(Structured figure records)
## start
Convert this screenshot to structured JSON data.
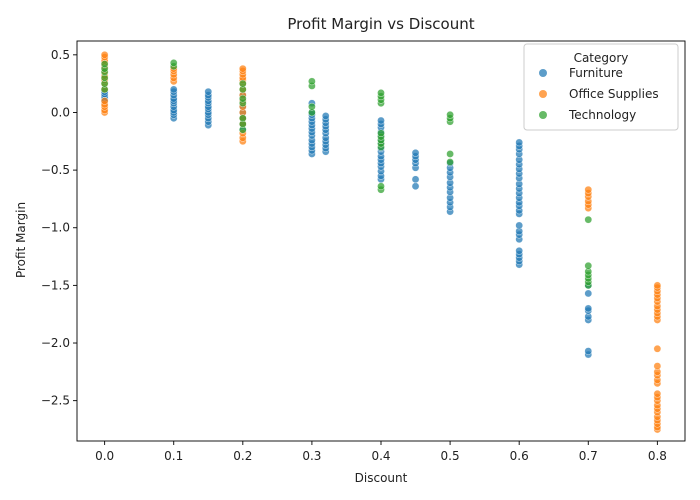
{
  "chart_data": {
    "type": "scatter",
    "title": "Profit Margin vs Discount",
    "xlabel": "Discount",
    "ylabel": "Profit Margin",
    "xlim": [
      -0.04,
      0.84
    ],
    "ylim": [
      -2.85,
      0.62
    ],
    "xticks": [
      0.0,
      0.1,
      0.2,
      0.3,
      0.4,
      0.5,
      0.6,
      0.7,
      0.8
    ],
    "yticks": [
      0.5,
      0.0,
      -0.5,
      -1.0,
      -1.5,
      -2.0,
      -2.5
    ],
    "xtick_labels": [
      "0.0",
      "0.1",
      "0.2",
      "0.3",
      "0.4",
      "0.5",
      "0.6",
      "0.7",
      "0.8"
    ],
    "ytick_labels": [
      "0.5",
      "0.0",
      "−0.5",
      "−1.0",
      "−1.5",
      "−2.0",
      "−2.5"
    ],
    "grid": false,
    "legend": {
      "title": "Category",
      "placement": "top-right"
    },
    "series": [
      {
        "name": "Furniture",
        "color": "#1f77b4",
        "points": [
          [
            0.0,
            0.12
          ],
          [
            0.0,
            0.14
          ],
          [
            0.0,
            0.16
          ],
          [
            0.0,
            0.18
          ],
          [
            0.0,
            0.1
          ],
          [
            0.1,
            -0.05
          ],
          [
            0.1,
            -0.02
          ],
          [
            0.1,
            0.0
          ],
          [
            0.1,
            0.02
          ],
          [
            0.1,
            0.05
          ],
          [
            0.1,
            0.08
          ],
          [
            0.1,
            0.1
          ],
          [
            0.1,
            0.12
          ],
          [
            0.1,
            0.15
          ],
          [
            0.1,
            0.18
          ],
          [
            0.1,
            0.2
          ],
          [
            0.15,
            -0.11
          ],
          [
            0.15,
            -0.08
          ],
          [
            0.15,
            -0.05
          ],
          [
            0.15,
            -0.02
          ],
          [
            0.15,
            0.0
          ],
          [
            0.15,
            0.03
          ],
          [
            0.15,
            0.05
          ],
          [
            0.15,
            0.08
          ],
          [
            0.15,
            0.1
          ],
          [
            0.15,
            0.13
          ],
          [
            0.15,
            0.15
          ],
          [
            0.15,
            0.18
          ],
          [
            0.2,
            -0.15
          ],
          [
            0.2,
            -0.1
          ],
          [
            0.2,
            -0.05
          ],
          [
            0.2,
            0.0
          ],
          [
            0.2,
            0.05
          ],
          [
            0.2,
            0.1
          ],
          [
            0.2,
            0.15
          ],
          [
            0.3,
            -0.36
          ],
          [
            0.3,
            -0.33
          ],
          [
            0.3,
            -0.3
          ],
          [
            0.3,
            -0.27
          ],
          [
            0.3,
            -0.24
          ],
          [
            0.3,
            -0.2
          ],
          [
            0.3,
            -0.17
          ],
          [
            0.3,
            -0.14
          ],
          [
            0.3,
            -0.11
          ],
          [
            0.3,
            -0.08
          ],
          [
            0.3,
            -0.05
          ],
          [
            0.3,
            -0.02
          ],
          [
            0.3,
            0.0
          ],
          [
            0.3,
            0.08
          ],
          [
            0.32,
            -0.34
          ],
          [
            0.32,
            -0.31
          ],
          [
            0.32,
            -0.28
          ],
          [
            0.32,
            -0.25
          ],
          [
            0.32,
            -0.22
          ],
          [
            0.32,
            -0.18
          ],
          [
            0.32,
            -0.15
          ],
          [
            0.32,
            -0.12
          ],
          [
            0.32,
            -0.09
          ],
          [
            0.32,
            -0.06
          ],
          [
            0.32,
            -0.03
          ],
          [
            0.4,
            -0.58
          ],
          [
            0.4,
            -0.55
          ],
          [
            0.4,
            -0.51
          ],
          [
            0.4,
            -0.47
          ],
          [
            0.4,
            -0.44
          ],
          [
            0.4,
            -0.41
          ],
          [
            0.4,
            -0.38
          ],
          [
            0.4,
            -0.34
          ],
          [
            0.4,
            -0.31
          ],
          [
            0.4,
            -0.27
          ],
          [
            0.4,
            -0.24
          ],
          [
            0.4,
            -0.2
          ],
          [
            0.4,
            -0.17
          ],
          [
            0.4,
            -0.13
          ],
          [
            0.4,
            -0.1
          ],
          [
            0.4,
            -0.07
          ],
          [
            0.45,
            -0.64
          ],
          [
            0.45,
            -0.58
          ],
          [
            0.45,
            -0.48
          ],
          [
            0.45,
            -0.44
          ],
          [
            0.45,
            -0.41
          ],
          [
            0.45,
            -0.38
          ],
          [
            0.45,
            -0.35
          ],
          [
            0.5,
            -0.86
          ],
          [
            0.5,
            -0.82
          ],
          [
            0.5,
            -0.78
          ],
          [
            0.5,
            -0.74
          ],
          [
            0.5,
            -0.69
          ],
          [
            0.5,
            -0.65
          ],
          [
            0.5,
            -0.61
          ],
          [
            0.5,
            -0.56
          ],
          [
            0.5,
            -0.52
          ],
          [
            0.5,
            -0.48
          ],
          [
            0.5,
            -0.44
          ],
          [
            0.6,
            -1.32
          ],
          [
            0.6,
            -1.29
          ],
          [
            0.6,
            -1.26
          ],
          [
            0.6,
            -1.23
          ],
          [
            0.6,
            -1.2
          ],
          [
            0.6,
            -1.1
          ],
          [
            0.6,
            -1.06
          ],
          [
            0.6,
            -1.03
          ],
          [
            0.6,
            -0.98
          ],
          [
            0.6,
            -0.88
          ],
          [
            0.6,
            -0.85
          ],
          [
            0.6,
            -0.81
          ],
          [
            0.6,
            -0.78
          ],
          [
            0.6,
            -0.74
          ],
          [
            0.6,
            -0.7
          ],
          [
            0.6,
            -0.66
          ],
          [
            0.6,
            -0.62
          ],
          [
            0.6,
            -0.57
          ],
          [
            0.6,
            -0.53
          ],
          [
            0.6,
            -0.49
          ],
          [
            0.6,
            -0.45
          ],
          [
            0.6,
            -0.41
          ],
          [
            0.6,
            -0.36
          ],
          [
            0.6,
            -0.32
          ],
          [
            0.6,
            -0.29
          ],
          [
            0.6,
            -0.26
          ],
          [
            0.7,
            -2.1
          ],
          [
            0.7,
            -2.07
          ],
          [
            0.7,
            -1.8
          ],
          [
            0.7,
            -1.77
          ],
          [
            0.7,
            -1.72
          ],
          [
            0.7,
            -1.7
          ],
          [
            0.7,
            -1.57
          ],
          [
            0.7,
            -1.5
          ]
        ]
      },
      {
        "name": "Office Supplies",
        "color": "#ff7f0e",
        "points": [
          [
            0.0,
            0.0
          ],
          [
            0.0,
            0.02
          ],
          [
            0.0,
            0.05
          ],
          [
            0.0,
            0.07
          ],
          [
            0.0,
            0.1
          ],
          [
            0.0,
            0.2
          ],
          [
            0.0,
            0.25
          ],
          [
            0.0,
            0.28
          ],
          [
            0.0,
            0.3
          ],
          [
            0.0,
            0.32
          ],
          [
            0.0,
            0.36
          ],
          [
            0.0,
            0.4
          ],
          [
            0.0,
            0.43
          ],
          [
            0.0,
            0.45
          ],
          [
            0.0,
            0.48
          ],
          [
            0.0,
            0.5
          ],
          [
            0.1,
            0.27
          ],
          [
            0.1,
            0.3
          ],
          [
            0.1,
            0.33
          ],
          [
            0.1,
            0.36
          ],
          [
            0.1,
            0.38
          ],
          [
            0.2,
            -0.25
          ],
          [
            0.2,
            -0.22
          ],
          [
            0.2,
            -0.18
          ],
          [
            0.2,
            -0.1
          ],
          [
            0.2,
            -0.05
          ],
          [
            0.2,
            0.0
          ],
          [
            0.2,
            0.05
          ],
          [
            0.2,
            0.1
          ],
          [
            0.2,
            0.15
          ],
          [
            0.2,
            0.2
          ],
          [
            0.2,
            0.25
          ],
          [
            0.2,
            0.28
          ],
          [
            0.2,
            0.3
          ],
          [
            0.2,
            0.33
          ],
          [
            0.2,
            0.36
          ],
          [
            0.2,
            0.38
          ],
          [
            0.7,
            -0.83
          ],
          [
            0.7,
            -0.8
          ],
          [
            0.7,
            -0.77
          ],
          [
            0.7,
            -0.73
          ],
          [
            0.7,
            -0.7
          ],
          [
            0.7,
            -0.67
          ],
          [
            0.8,
            -2.75
          ],
          [
            0.8,
            -2.73
          ],
          [
            0.8,
            -2.7
          ],
          [
            0.8,
            -2.67
          ],
          [
            0.8,
            -2.64
          ],
          [
            0.8,
            -2.6
          ],
          [
            0.8,
            -2.57
          ],
          [
            0.8,
            -2.54
          ],
          [
            0.8,
            -2.5
          ],
          [
            0.8,
            -2.47
          ],
          [
            0.8,
            -2.44
          ],
          [
            0.8,
            -2.35
          ],
          [
            0.8,
            -2.32
          ],
          [
            0.8,
            -2.28
          ],
          [
            0.8,
            -2.25
          ],
          [
            0.8,
            -2.2
          ],
          [
            0.8,
            -2.05
          ],
          [
            0.8,
            -1.8
          ],
          [
            0.8,
            -1.77
          ],
          [
            0.8,
            -1.74
          ],
          [
            0.8,
            -1.71
          ],
          [
            0.8,
            -1.68
          ],
          [
            0.8,
            -1.64
          ],
          [
            0.8,
            -1.61
          ],
          [
            0.8,
            -1.58
          ],
          [
            0.8,
            -1.55
          ],
          [
            0.8,
            -1.52
          ],
          [
            0.8,
            -1.5
          ]
        ]
      },
      {
        "name": "Technology",
        "color": "#2ca02c",
        "points": [
          [
            0.0,
            0.2
          ],
          [
            0.0,
            0.25
          ],
          [
            0.0,
            0.3
          ],
          [
            0.0,
            0.35
          ],
          [
            0.0,
            0.38
          ],
          [
            0.0,
            0.42
          ],
          [
            0.1,
            0.4
          ],
          [
            0.1,
            0.43
          ],
          [
            0.2,
            -0.15
          ],
          [
            0.2,
            -0.1
          ],
          [
            0.2,
            -0.05
          ],
          [
            0.2,
            0.08
          ],
          [
            0.2,
            0.12
          ],
          [
            0.2,
            0.2
          ],
          [
            0.2,
            0.25
          ],
          [
            0.3,
            0.0
          ],
          [
            0.3,
            0.05
          ],
          [
            0.3,
            0.23
          ],
          [
            0.3,
            0.27
          ],
          [
            0.4,
            -0.67
          ],
          [
            0.4,
            -0.64
          ],
          [
            0.4,
            -0.3
          ],
          [
            0.4,
            -0.27
          ],
          [
            0.4,
            -0.24
          ],
          [
            0.4,
            -0.21
          ],
          [
            0.4,
            -0.18
          ],
          [
            0.4,
            0.08
          ],
          [
            0.4,
            0.11
          ],
          [
            0.4,
            0.14
          ],
          [
            0.4,
            0.17
          ],
          [
            0.5,
            -0.43
          ],
          [
            0.5,
            -0.36
          ],
          [
            0.5,
            -0.08
          ],
          [
            0.5,
            -0.05
          ],
          [
            0.5,
            -0.02
          ],
          [
            0.7,
            -1.5
          ],
          [
            0.7,
            -1.47
          ],
          [
            0.7,
            -1.44
          ],
          [
            0.7,
            -1.41
          ],
          [
            0.7,
            -1.38
          ],
          [
            0.7,
            -1.33
          ],
          [
            0.7,
            -0.93
          ]
        ]
      }
    ]
  }
}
## end
## What you are asked to do
Determine the number of lines containing "Discount". Write only that number.

## Final answer
2